▶ PROVIDED DATA
[START]

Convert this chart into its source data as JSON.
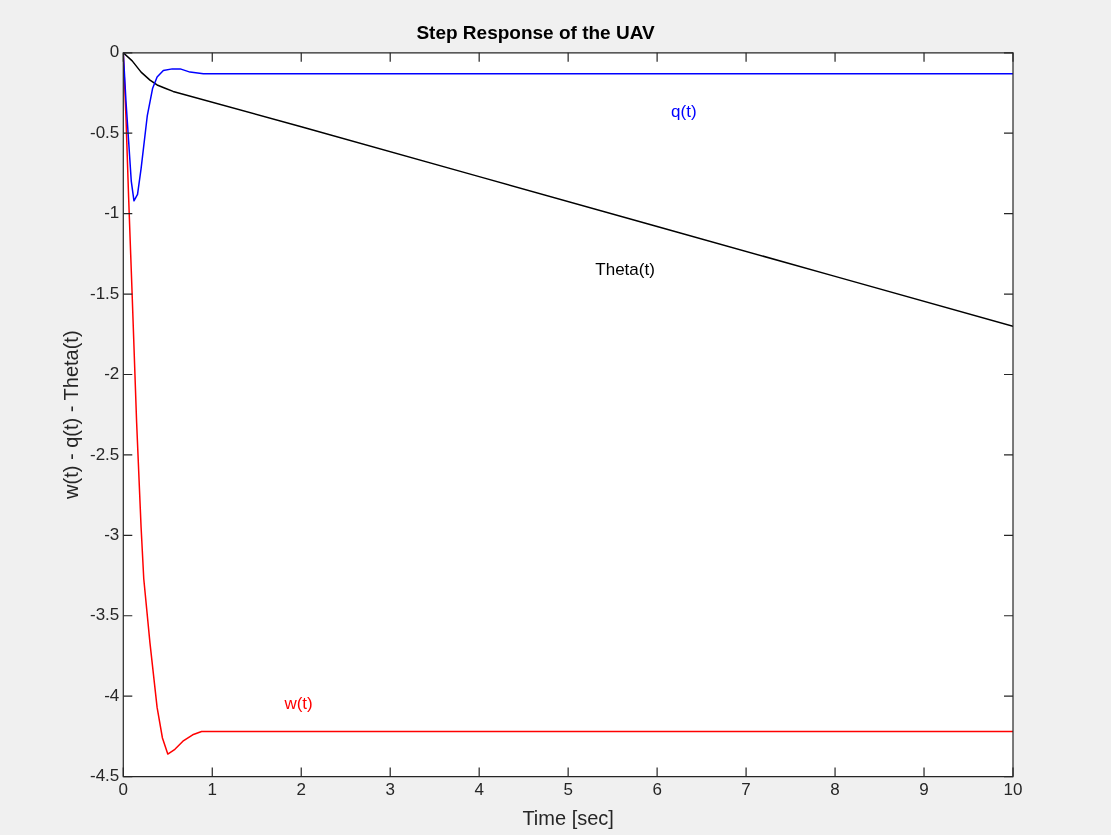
{
  "chart_data": {
    "type": "line",
    "title": "Step Response of the UAV",
    "xlabel": "Time [sec]",
    "ylabel": "w(t) - q(t) - Theta(t)",
    "xlim": [
      0,
      10
    ],
    "xticks": [
      0,
      1,
      2,
      3,
      4,
      5,
      6,
      7,
      8,
      9,
      10
    ],
    "ylim": [
      -4.5,
      0
    ],
    "yticks": [
      -4.5,
      -4,
      -3.5,
      -3,
      -2.5,
      -2,
      -1.5,
      -1,
      -0.5,
      0
    ],
    "grid": false,
    "legend": false,
    "marker": "none",
    "line_style": "solid",
    "series": [
      {
        "name": "q(t)",
        "color": "#0000ff",
        "x": [
          0,
          0.03,
          0.06,
          0.09,
          0.12,
          0.16,
          0.2,
          0.27,
          0.33,
          0.38,
          0.45,
          0.55,
          0.64,
          0.75,
          0.9,
          1.0,
          2,
          4,
          6,
          8,
          10
        ],
        "values": [
          0,
          -0.3,
          -0.55,
          -0.8,
          -0.92,
          -0.88,
          -0.72,
          -0.39,
          -0.22,
          -0.15,
          -0.11,
          -0.1,
          -0.1,
          -0.12,
          -0.13,
          -0.13,
          -0.13,
          -0.13,
          -0.13,
          -0.13,
          -0.13
        ]
      },
      {
        "name": "Theta(t)",
        "color": "#000000",
        "x": [
          0,
          0.1,
          0.2,
          0.3,
          0.38,
          0.47,
          0.56,
          2,
          4,
          6,
          8,
          10
        ],
        "values": [
          0,
          -0.05,
          -0.12,
          -0.17,
          -0.2,
          -0.22,
          -0.24,
          -0.46,
          -0.77,
          -1.08,
          -1.39,
          -1.7
        ]
      },
      {
        "name": "w(t)",
        "color": "#ff0000",
        "x": [
          0,
          0.03,
          0.06,
          0.1,
          0.15,
          0.2,
          0.23,
          0.3,
          0.38,
          0.44,
          0.5,
          0.58,
          0.67,
          0.78,
          0.88,
          1.0,
          2,
          4,
          6,
          8,
          10
        ],
        "values": [
          0,
          -0.4,
          -0.9,
          -1.51,
          -2.3,
          -2.95,
          -3.27,
          -3.67,
          -4.07,
          -4.26,
          -4.36,
          -4.33,
          -4.28,
          -4.24,
          -4.22,
          -4.22,
          -4.22,
          -4.22,
          -4.22,
          -4.22,
          -4.22
        ]
      }
    ]
  }
}
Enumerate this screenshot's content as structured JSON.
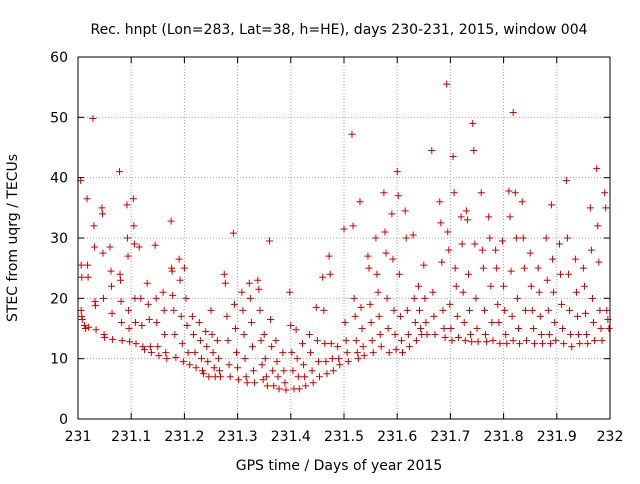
{
  "chart_data": {
    "type": "scatter",
    "title": "Rec. hnpt (Lon=283, Lat=38, h=HE), days 230-231, 2015, window 004",
    "xlabel": "GPS time / Days of year 2015",
    "ylabel": "STEC from uqrg / TECUs",
    "xlim": [
      231,
      232
    ],
    "ylim": [
      0,
      60
    ],
    "xticks": [
      231,
      231.1,
      231.2,
      231.3,
      231.4,
      231.5,
      231.6,
      231.7,
      231.8,
      231.9,
      232
    ],
    "xtick_labels": [
      "231",
      "231.1",
      "231.2",
      "231.3",
      "231.4",
      "231.5",
      "231.6",
      "231.7",
      "231.8",
      "231.9",
      "232"
    ],
    "yticks": [
      0,
      10,
      20,
      30,
      40,
      50,
      60
    ],
    "ytick_labels": [
      "0",
      "10",
      "20",
      "30",
      "40",
      "50",
      "60"
    ],
    "grid": true,
    "marker": "+",
    "color": "#cc0000",
    "points": [
      [
        231.005,
        39.5
      ],
      [
        231.006,
        25.5
      ],
      [
        231.007,
        23.5
      ],
      [
        231.006,
        18
      ],
      [
        231.007,
        17
      ],
      [
        231.008,
        16.5
      ],
      [
        231.012,
        15.5
      ],
      [
        231.014,
        15
      ],
      [
        231.017,
        36.5
      ],
      [
        231.018,
        25.5
      ],
      [
        231.019,
        23.5
      ],
      [
        231.02,
        15.2
      ],
      [
        231.028,
        49.8
      ],
      [
        231.03,
        32
      ],
      [
        231.031,
        28.5
      ],
      [
        231.032,
        19.5
      ],
      [
        231.033,
        18.8
      ],
      [
        231.034,
        14.8
      ],
      [
        231.045,
        35
      ],
      [
        231.046,
        34
      ],
      [
        231.047,
        27.5
      ],
      [
        231.048,
        20
      ],
      [
        231.049,
        14
      ],
      [
        231.05,
        13.5
      ],
      [
        231.06,
        28.5
      ],
      [
        231.062,
        24.5
      ],
      [
        231.063,
        22
      ],
      [
        231.064,
        17.5
      ],
      [
        231.065,
        13.2
      ],
      [
        231.078,
        41
      ],
      [
        231.079,
        24
      ],
      [
        231.08,
        23
      ],
      [
        231.081,
        19.5
      ],
      [
        231.082,
        16
      ],
      [
        231.083,
        13
      ],
      [
        231.092,
        35.5
      ],
      [
        231.093,
        30
      ],
      [
        231.094,
        27
      ],
      [
        231.095,
        18
      ],
      [
        231.096,
        15
      ],
      [
        231.097,
        12.8
      ],
      [
        231.104,
        36.5
      ],
      [
        231.105,
        32
      ],
      [
        231.106,
        29
      ],
      [
        231.107,
        20
      ],
      [
        231.108,
        16
      ],
      [
        231.109,
        12.5
      ],
      [
        231.115,
        28.5
      ],
      [
        231.118,
        20
      ],
      [
        231.12,
        15.5
      ],
      [
        231.122,
        12
      ],
      [
        231.125,
        11.5
      ],
      [
        231.13,
        22.5
      ],
      [
        231.132,
        19
      ],
      [
        231.134,
        16.5
      ],
      [
        231.136,
        12
      ],
      [
        231.138,
        11
      ],
      [
        231.145,
        28.8
      ],
      [
        231.147,
        20
      ],
      [
        231.148,
        16
      ],
      [
        231.15,
        12
      ],
      [
        231.152,
        10.5
      ],
      [
        231.16,
        21
      ],
      [
        231.162,
        18
      ],
      [
        231.163,
        14
      ],
      [
        231.165,
        11
      ],
      [
        231.167,
        10
      ],
      [
        231.175,
        32.8
      ],
      [
        231.176,
        25
      ],
      [
        231.177,
        24.5
      ],
      [
        231.178,
        20.5
      ],
      [
        231.18,
        18
      ],
      [
        231.182,
        14
      ],
      [
        231.184,
        10.2
      ],
      [
        231.19,
        26.5
      ],
      [
        231.192,
        23
      ],
      [
        231.194,
        17
      ],
      [
        231.196,
        12.5
      ],
      [
        231.198,
        9.5
      ],
      [
        231.2,
        25
      ],
      [
        231.203,
        20
      ],
      [
        231.205,
        15.5
      ],
      [
        231.207,
        11
      ],
      [
        231.21,
        9
      ],
      [
        231.215,
        17
      ],
      [
        231.217,
        14
      ],
      [
        231.22,
        11
      ],
      [
        231.222,
        8.5
      ],
      [
        231.228,
        16
      ],
      [
        231.23,
        13
      ],
      [
        231.232,
        10
      ],
      [
        231.234,
        8
      ],
      [
        231.236,
        7.5
      ],
      [
        231.24,
        14.5
      ],
      [
        231.242,
        12
      ],
      [
        231.244,
        9.5
      ],
      [
        231.246,
        7
      ],
      [
        231.25,
        18
      ],
      [
        231.252,
        14
      ],
      [
        231.254,
        11
      ],
      [
        231.256,
        8.5
      ],
      [
        231.258,
        7
      ],
      [
        231.262,
        13
      ],
      [
        231.264,
        10
      ],
      [
        231.266,
        8
      ],
      [
        231.268,
        7
      ],
      [
        231.275,
        24
      ],
      [
        231.277,
        22.5
      ],
      [
        231.28,
        17
      ],
      [
        231.282,
        13
      ],
      [
        231.284,
        9
      ],
      [
        231.286,
        7
      ],
      [
        231.292,
        30.8
      ],
      [
        231.294,
        19
      ],
      [
        231.296,
        15
      ],
      [
        231.298,
        11
      ],
      [
        231.3,
        8.5
      ],
      [
        231.302,
        6.5
      ],
      [
        231.308,
        21
      ],
      [
        231.31,
        18
      ],
      [
        231.312,
        14
      ],
      [
        231.314,
        10
      ],
      [
        231.316,
        7
      ],
      [
        231.318,
        6
      ],
      [
        231.322,
        22.5
      ],
      [
        231.324,
        20
      ],
      [
        231.326,
        16
      ],
      [
        231.328,
        12
      ],
      [
        231.33,
        8
      ],
      [
        231.332,
        6
      ],
      [
        231.338,
        23
      ],
      [
        231.34,
        21.5
      ],
      [
        231.342,
        18
      ],
      [
        231.344,
        13
      ],
      [
        231.346,
        9
      ],
      [
        231.348,
        6.5
      ],
      [
        231.35,
        14
      ],
      [
        231.352,
        10
      ],
      [
        231.354,
        7
      ],
      [
        231.356,
        5.5
      ],
      [
        231.36,
        29.5
      ],
      [
        231.362,
        16.5
      ],
      [
        231.364,
        12
      ],
      [
        231.366,
        8
      ],
      [
        231.368,
        5.5
      ],
      [
        231.372,
        13
      ],
      [
        231.374,
        9.5
      ],
      [
        231.376,
        7
      ],
      [
        231.378,
        5
      ],
      [
        231.385,
        11
      ],
      [
        231.387,
        8
      ],
      [
        231.389,
        6
      ],
      [
        231.391,
        4.8
      ],
      [
        231.398,
        21
      ],
      [
        231.4,
        15.5
      ],
      [
        231.402,
        11
      ],
      [
        231.404,
        8
      ],
      [
        231.406,
        5
      ],
      [
        231.41,
        14.8
      ],
      [
        231.412,
        10
      ],
      [
        231.414,
        7
      ],
      [
        231.416,
        5
      ],
      [
        231.422,
        12.5
      ],
      [
        231.424,
        9
      ],
      [
        231.426,
        7
      ],
      [
        231.428,
        5.5
      ],
      [
        231.435,
        14
      ],
      [
        231.437,
        11
      ],
      [
        231.44,
        8
      ],
      [
        231.442,
        6
      ],
      [
        231.448,
        18.5
      ],
      [
        231.45,
        13
      ],
      [
        231.452,
        9.5
      ],
      [
        231.454,
        7
      ],
      [
        231.46,
        23.5
      ],
      [
        231.462,
        18
      ],
      [
        231.464,
        12.5
      ],
      [
        231.466,
        9.5
      ],
      [
        231.468,
        7.5
      ],
      [
        231.472,
        27
      ],
      [
        231.474,
        24
      ],
      [
        231.476,
        12.5
      ],
      [
        231.478,
        10
      ],
      [
        231.48,
        8
      ],
      [
        231.488,
        12
      ],
      [
        231.49,
        10
      ],
      [
        231.492,
        9
      ],
      [
        231.5,
        31.5
      ],
      [
        231.502,
        16
      ],
      [
        231.504,
        13
      ],
      [
        231.506,
        11
      ],
      [
        231.508,
        9.5
      ],
      [
        231.515,
        47.2
      ],
      [
        231.517,
        32
      ],
      [
        231.519,
        20
      ],
      [
        231.521,
        17
      ],
      [
        231.523,
        13
      ],
      [
        231.525,
        11
      ],
      [
        231.527,
        10
      ],
      [
        231.53,
        36
      ],
      [
        231.532,
        18.5
      ],
      [
        231.534,
        15
      ],
      [
        231.536,
        12
      ],
      [
        231.538,
        10.5
      ],
      [
        231.545,
        27
      ],
      [
        231.547,
        25
      ],
      [
        231.549,
        19
      ],
      [
        231.551,
        16
      ],
      [
        231.553,
        13
      ],
      [
        231.555,
        11
      ],
      [
        231.56,
        30
      ],
      [
        231.562,
        24
      ],
      [
        231.564,
        21
      ],
      [
        231.566,
        17
      ],
      [
        231.568,
        14
      ],
      [
        231.57,
        12
      ],
      [
        231.575,
        37.5
      ],
      [
        231.577,
        31
      ],
      [
        231.579,
        27.5
      ],
      [
        231.581,
        20
      ],
      [
        231.583,
        15
      ],
      [
        231.585,
        11
      ],
      [
        231.59,
        34
      ],
      [
        231.592,
        26.5
      ],
      [
        231.594,
        18
      ],
      [
        231.596,
        14
      ],
      [
        231.598,
        11.5
      ],
      [
        231.6,
        41
      ],
      [
        231.602,
        37
      ],
      [
        231.604,
        24
      ],
      [
        231.606,
        17
      ],
      [
        231.608,
        13
      ],
      [
        231.61,
        11
      ],
      [
        231.615,
        34.5
      ],
      [
        231.617,
        30
      ],
      [
        231.619,
        18
      ],
      [
        231.621,
        14
      ],
      [
        231.623,
        12
      ],
      [
        231.63,
        30.5
      ],
      [
        231.632,
        20
      ],
      [
        231.634,
        16
      ],
      [
        231.636,
        13
      ],
      [
        231.64,
        22
      ],
      [
        231.642,
        18
      ],
      [
        231.644,
        15
      ],
      [
        231.646,
        14
      ],
      [
        231.65,
        25.5
      ],
      [
        231.652,
        20
      ],
      [
        231.654,
        16
      ],
      [
        231.656,
        14
      ],
      [
        231.665,
        44.5
      ],
      [
        231.667,
        21
      ],
      [
        231.669,
        17
      ],
      [
        231.671,
        14
      ],
      [
        231.68,
        36
      ],
      [
        231.682,
        32.5
      ],
      [
        231.684,
        26
      ],
      [
        231.686,
        18
      ],
      [
        231.688,
        15
      ],
      [
        231.69,
        13.5
      ],
      [
        231.693,
        55.5
      ],
      [
        231.695,
        31
      ],
      [
        231.697,
        28
      ],
      [
        231.699,
        19
      ],
      [
        231.701,
        15
      ],
      [
        231.703,
        13
      ],
      [
        231.705,
        43.5
      ],
      [
        231.707,
        37.5
      ],
      [
        231.709,
        25
      ],
      [
        231.711,
        22
      ],
      [
        231.713,
        17
      ],
      [
        231.715,
        13.5
      ],
      [
        231.72,
        33.5
      ],
      [
        231.722,
        29
      ],
      [
        231.724,
        21
      ],
      [
        231.726,
        16
      ],
      [
        231.728,
        13
      ],
      [
        231.73,
        34.5
      ],
      [
        231.732,
        33
      ],
      [
        231.734,
        24
      ],
      [
        231.736,
        18
      ],
      [
        231.738,
        14
      ],
      [
        231.74,
        12.8
      ],
      [
        231.742,
        49
      ],
      [
        231.744,
        44.5
      ],
      [
        231.746,
        29
      ],
      [
        231.748,
        20
      ],
      [
        231.75,
        15
      ],
      [
        231.752,
        12.8
      ],
      [
        231.758,
        37.5
      ],
      [
        231.76,
        28
      ],
      [
        231.762,
        25
      ],
      [
        231.764,
        18
      ],
      [
        231.766,
        14
      ],
      [
        231.768,
        12.8
      ],
      [
        231.772,
        33.5
      ],
      [
        231.774,
        30
      ],
      [
        231.776,
        22
      ],
      [
        231.778,
        16
      ],
      [
        231.78,
        13
      ],
      [
        231.785,
        28
      ],
      [
        231.787,
        25
      ],
      [
        231.789,
        19
      ],
      [
        231.791,
        16
      ],
      [
        231.793,
        12.5
      ],
      [
        231.798,
        29.5
      ],
      [
        231.8,
        22
      ],
      [
        231.802,
        18
      ],
      [
        231.804,
        14
      ],
      [
        231.806,
        12.5
      ],
      [
        231.81,
        37.8
      ],
      [
        231.812,
        33.5
      ],
      [
        231.814,
        24.5
      ],
      [
        231.816,
        17
      ],
      [
        231.818,
        13
      ],
      [
        231.818,
        50.8
      ],
      [
        231.822,
        37.5
      ],
      [
        231.824,
        30
      ],
      [
        231.826,
        20
      ],
      [
        231.828,
        15
      ],
      [
        231.83,
        12.5
      ],
      [
        231.835,
        36
      ],
      [
        231.837,
        30
      ],
      [
        231.839,
        25
      ],
      [
        231.841,
        18
      ],
      [
        231.843,
        13
      ],
      [
        231.85,
        27.5
      ],
      [
        231.852,
        22
      ],
      [
        231.854,
        18
      ],
      [
        231.856,
        15
      ],
      [
        231.858,
        12.5
      ],
      [
        231.865,
        25
      ],
      [
        231.867,
        21
      ],
      [
        231.869,
        17
      ],
      [
        231.871,
        14
      ],
      [
        231.873,
        12.5
      ],
      [
        231.88,
        30
      ],
      [
        231.882,
        23
      ],
      [
        231.884,
        18
      ],
      [
        231.886,
        14
      ],
      [
        231.888,
        12.5
      ],
      [
        231.89,
        35.5
      ],
      [
        231.892,
        26.5
      ],
      [
        231.894,
        21
      ],
      [
        231.896,
        16
      ],
      [
        231.898,
        13
      ],
      [
        231.905,
        29
      ],
      [
        231.907,
        24
      ],
      [
        231.909,
        19
      ],
      [
        231.911,
        15
      ],
      [
        231.913,
        12.5
      ],
      [
        231.918,
        39.5
      ],
      [
        231.92,
        30
      ],
      [
        231.922,
        24
      ],
      [
        231.924,
        18
      ],
      [
        231.926,
        14
      ],
      [
        231.928,
        12
      ],
      [
        231.935,
        26.5
      ],
      [
        231.937,
        21
      ],
      [
        231.939,
        17
      ],
      [
        231.941,
        14
      ],
      [
        231.943,
        12.5
      ],
      [
        231.95,
        25
      ],
      [
        231.952,
        22
      ],
      [
        231.954,
        17.5
      ],
      [
        231.956,
        14
      ],
      [
        231.958,
        12.5
      ],
      [
        231.963,
        35
      ],
      [
        231.965,
        28
      ],
      [
        231.967,
        20
      ],
      [
        231.969,
        16
      ],
      [
        231.971,
        13
      ],
      [
        231.975,
        41.5
      ],
      [
        231.977,
        32
      ],
      [
        231.979,
        26
      ],
      [
        231.981,
        18
      ],
      [
        231.983,
        15
      ],
      [
        231.985,
        13
      ],
      [
        231.99,
        37.5
      ],
      [
        231.992,
        35
      ],
      [
        231.994,
        18
      ],
      [
        231.996,
        16.5
      ],
      [
        231.998,
        15
      ]
    ]
  }
}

[END]

In the lines above, find each one with "ylabel" and list it.

    "ylabel": "w(t) - q(t) - Theta(t)",
    "ylabel": "STEC from uqrg / TECUs",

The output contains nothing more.